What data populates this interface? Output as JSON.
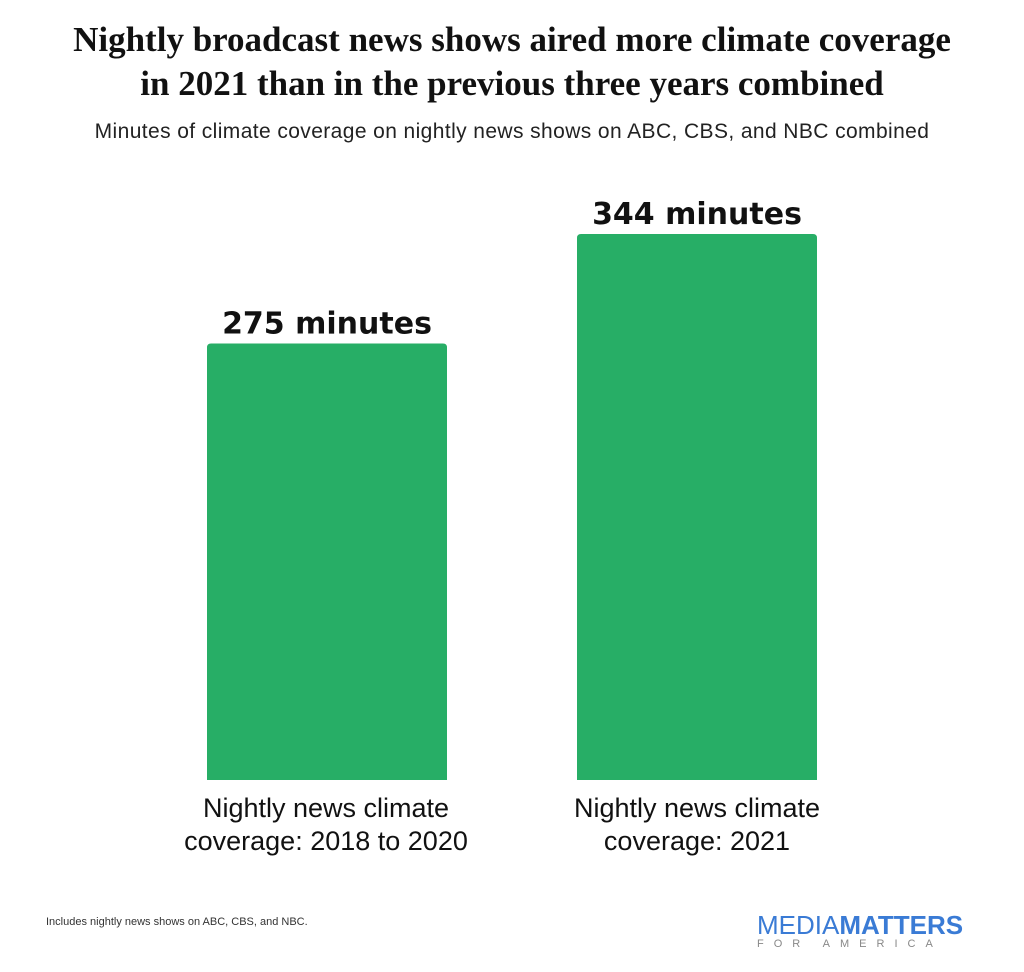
{
  "chart_data": {
    "type": "bar",
    "title": "Nightly broadcast news shows aired more climate coverage in 2021 than in the previous three years combined",
    "title_lines": [
      "Nightly broadcast news shows aired more climate coverage",
      "in 2021 than in the previous three years combined"
    ],
    "subtitle": "Minutes of climate coverage on nightly news shows on ABC, CBS, and NBC combined",
    "categories": [
      "Nightly news climate coverage: 2018 to 2020",
      "Nightly news climate coverage: 2021"
    ],
    "values": [
      275,
      344
    ],
    "data_labels": [
      "275 minutes",
      "344 minutes"
    ],
    "xlabel": "",
    "ylabel": "",
    "ylim": [
      0,
      344
    ],
    "grid": false,
    "bar_color": "#27ae66"
  },
  "footnote": "Includes nightly news shows on ABC, CBS, and NBC.",
  "logo": {
    "part1": "MEDIA",
    "part2": "MATTERS",
    "part3": "FOR AMERICA"
  }
}
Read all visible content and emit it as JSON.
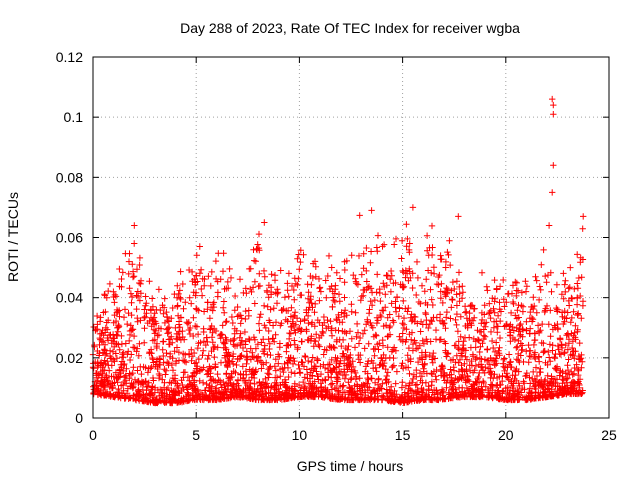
{
  "chart_data": {
    "type": "scatter",
    "title": "Day 288 of 2023, Rate Of TEC Index for receiver wgba",
    "xlabel": "GPS time / hours",
    "ylabel": "ROTI / TECUs",
    "xlim": [
      0,
      25
    ],
    "ylim": [
      0,
      0.12
    ],
    "x_ticks": [
      "0",
      "5",
      "10",
      "15",
      "20",
      "25"
    ],
    "y_ticks": [
      "0",
      "0.02",
      "0.04",
      "0.06",
      "0.08",
      "0.1",
      "0.12"
    ],
    "grid": true,
    "marker": "plus",
    "color": "#ff0000",
    "data_range_x": [
      0,
      23.75
    ],
    "envelope": [
      {
        "x": 0.0,
        "low": 0.008,
        "high": 0.037
      },
      {
        "x": 1.0,
        "low": 0.007,
        "high": 0.051
      },
      {
        "x": 2.0,
        "low": 0.006,
        "high": 0.064
      },
      {
        "x": 3.0,
        "low": 0.005,
        "high": 0.044
      },
      {
        "x": 4.0,
        "low": 0.005,
        "high": 0.046
      },
      {
        "x": 5.0,
        "low": 0.006,
        "high": 0.062
      },
      {
        "x": 6.0,
        "low": 0.006,
        "high": 0.061
      },
      {
        "x": 7.0,
        "low": 0.007,
        "high": 0.049
      },
      {
        "x": 8.0,
        "low": 0.006,
        "high": 0.065
      },
      {
        "x": 9.0,
        "low": 0.006,
        "high": 0.049
      },
      {
        "x": 10.0,
        "low": 0.007,
        "high": 0.061
      },
      {
        "x": 11.0,
        "low": 0.007,
        "high": 0.059
      },
      {
        "x": 12.0,
        "low": 0.006,
        "high": 0.052
      },
      {
        "x": 13.0,
        "low": 0.006,
        "high": 0.069
      },
      {
        "x": 14.0,
        "low": 0.006,
        "high": 0.067
      },
      {
        "x": 15.0,
        "low": 0.005,
        "high": 0.07
      },
      {
        "x": 16.0,
        "low": 0.006,
        "high": 0.065
      },
      {
        "x": 17.0,
        "low": 0.006,
        "high": 0.067
      },
      {
        "x": 18.0,
        "low": 0.007,
        "high": 0.047
      },
      {
        "x": 19.0,
        "low": 0.007,
        "high": 0.05
      },
      {
        "x": 20.0,
        "low": 0.006,
        "high": 0.05
      },
      {
        "x": 21.0,
        "low": 0.006,
        "high": 0.051
      },
      {
        "x": 22.0,
        "low": 0.007,
        "high": 0.06
      },
      {
        "x": 23.0,
        "low": 0.008,
        "high": 0.053
      },
      {
        "x": 23.75,
        "low": 0.008,
        "high": 0.067
      }
    ],
    "notable_points": [
      {
        "x": 22.25,
        "y": 0.106
      },
      {
        "x": 22.3,
        "y": 0.104
      },
      {
        "x": 22.3,
        "y": 0.101
      },
      {
        "x": 22.3,
        "y": 0.084
      },
      {
        "x": 22.25,
        "y": 0.075
      },
      {
        "x": 22.1,
        "y": 0.064
      },
      {
        "x": 15.5,
        "y": 0.07
      },
      {
        "x": 13.5,
        "y": 0.069
      },
      {
        "x": 17.7,
        "y": 0.067
      },
      {
        "x": 8.3,
        "y": 0.065
      },
      {
        "x": 2.0,
        "y": 0.064
      },
      {
        "x": 23.75,
        "y": 0.067
      }
    ]
  }
}
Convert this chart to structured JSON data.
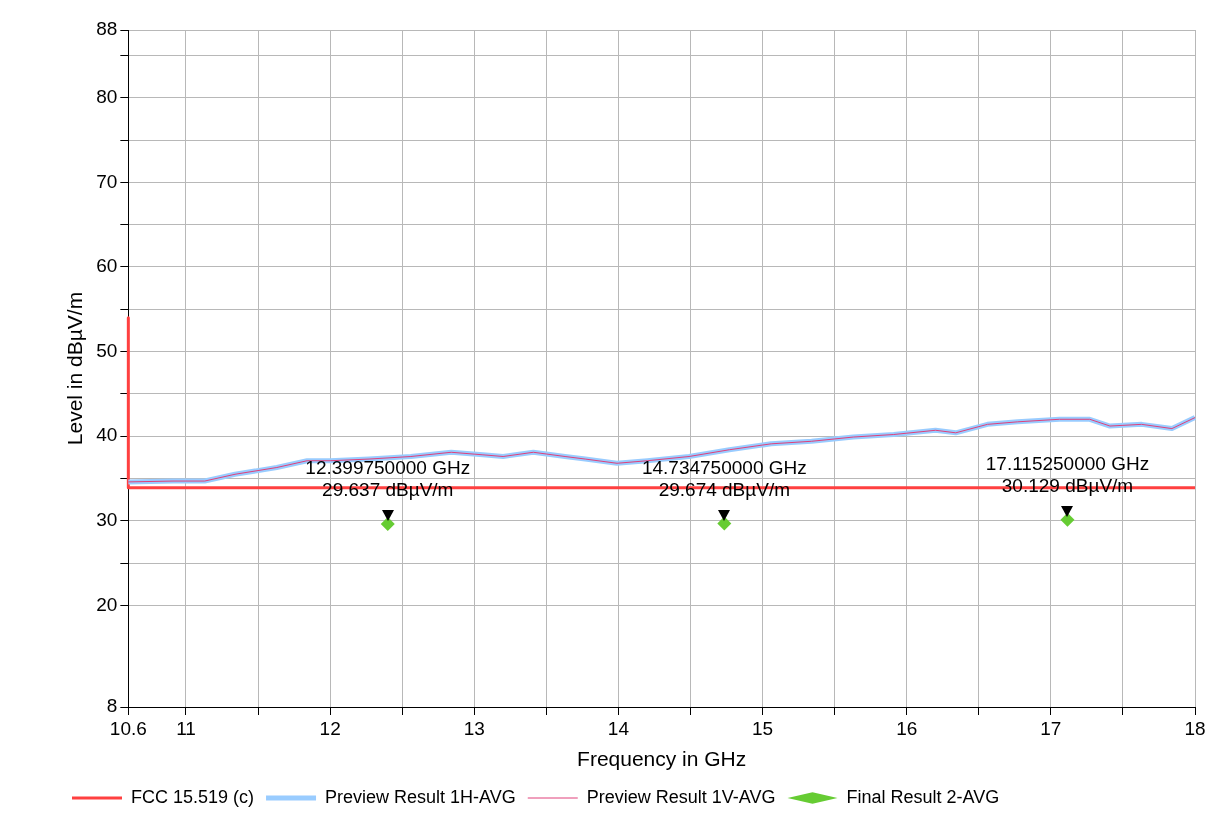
{
  "chart_data": {
    "type": "line",
    "xlabel": "Frequency in GHz",
    "ylabel": "Level in dBµV/m",
    "xlim": [
      10.6,
      18
    ],
    "xticks": [
      10.6,
      11,
      {
        "value": 11.5,
        "label": null
      },
      12,
      {
        "value": 12.5,
        "label": null
      },
      13,
      {
        "value": 13.5,
        "label": null
      },
      14,
      {
        "value": 14.5,
        "label": null
      },
      15,
      {
        "value": 15.5,
        "label": null
      },
      16,
      {
        "value": 16.5,
        "label": null
      },
      17,
      {
        "value": 17.5,
        "label": null
      },
      18
    ],
    "ylim": [
      8,
      88
    ],
    "yticks": [
      8,
      20,
      {
        "value": 25,
        "label": null
      },
      30,
      {
        "value": 35,
        "label": null
      },
      40,
      {
        "value": 45,
        "label": null
      },
      50,
      {
        "value": 55,
        "label": null
      },
      60,
      {
        "value": 65,
        "label": null
      },
      70,
      {
        "value": 75,
        "label": null
      },
      80,
      {
        "value": 85,
        "label": null
      },
      88
    ],
    "grid": true,
    "legend": "bottom",
    "line_style": "solid",
    "series": [
      {
        "name": "FCC 15.519 (c)",
        "color": "#ff4040",
        "type": "line",
        "x": [
          10.6,
          10.6,
          18
        ],
        "values": [
          54,
          33.9,
          33.9
        ]
      },
      {
        "name": "Preview Result 1H-AVG",
        "color": "#99ccff",
        "type": "line",
        "x": [
          10.6,
          10.91,
          11.13,
          11.34,
          11.63,
          11.84,
          12.0,
          12.27,
          12.56,
          12.84,
          13.06,
          13.2,
          13.41,
          13.63,
          13.77,
          13.99,
          14.2,
          14.49,
          14.77,
          15.06,
          15.34,
          15.63,
          15.91,
          16.2,
          16.34,
          16.56,
          16.77,
          17.06,
          17.27,
          17.41,
          17.63,
          17.84,
          18
        ],
        "values": [
          34.6,
          34.7,
          34.7,
          35.5,
          36.3,
          37.1,
          37.1,
          37.3,
          37.6,
          38.1,
          37.8,
          37.6,
          38.1,
          37.6,
          37.3,
          36.8,
          37.1,
          37.6,
          38.4,
          39.1,
          39.4,
          39.9,
          40.2,
          40.7,
          40.4,
          41.4,
          41.7,
          42.0,
          42.0,
          41.2,
          41.4,
          40.9,
          42.2
        ]
      },
      {
        "name": "Preview Result 1V-AVG",
        "color": "#e0407a",
        "type": "line",
        "x": [
          10.6,
          10.91,
          11.13,
          11.34,
          11.63,
          11.84,
          12.0,
          12.27,
          12.56,
          12.84,
          13.06,
          13.2,
          13.41,
          13.63,
          13.77,
          13.99,
          14.2,
          14.49,
          14.77,
          15.06,
          15.34,
          15.63,
          15.91,
          16.2,
          16.34,
          16.56,
          16.77,
          17.06,
          17.27,
          17.41,
          17.63,
          17.84,
          18
        ],
        "values": [
          34.6,
          34.7,
          34.7,
          35.5,
          36.3,
          37.1,
          37.1,
          37.3,
          37.6,
          38.1,
          37.8,
          37.6,
          38.1,
          37.6,
          37.3,
          36.8,
          37.1,
          37.6,
          38.4,
          39.1,
          39.4,
          39.9,
          40.2,
          40.7,
          40.4,
          41.4,
          41.7,
          42.0,
          42.0,
          41.2,
          41.4,
          40.9,
          42.2
        ]
      },
      {
        "name": "Final Result 2-AVG",
        "color": "#66cc33",
        "type": "scatter",
        "marker": "diamond",
        "x": [
          12.39975,
          14.73475,
          17.11525
        ],
        "values": [
          29.637,
          29.674,
          30.129
        ]
      }
    ],
    "annotations": [
      {
        "text": "12.399750000 GHz\n29.637 dBµV/m",
        "x": 12.39975,
        "y": 29.637
      },
      {
        "text": "14.734750000 GHz\n29.674 dBµV/m",
        "x": 14.73475,
        "y": 29.674
      },
      {
        "text": "17.115250000 GHz\n30.129 dBµV/m",
        "x": 17.11525,
        "y": 30.129
      }
    ]
  }
}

Task goal:
Find how many lines include the string "aired" and report that number alone.

Written response:
2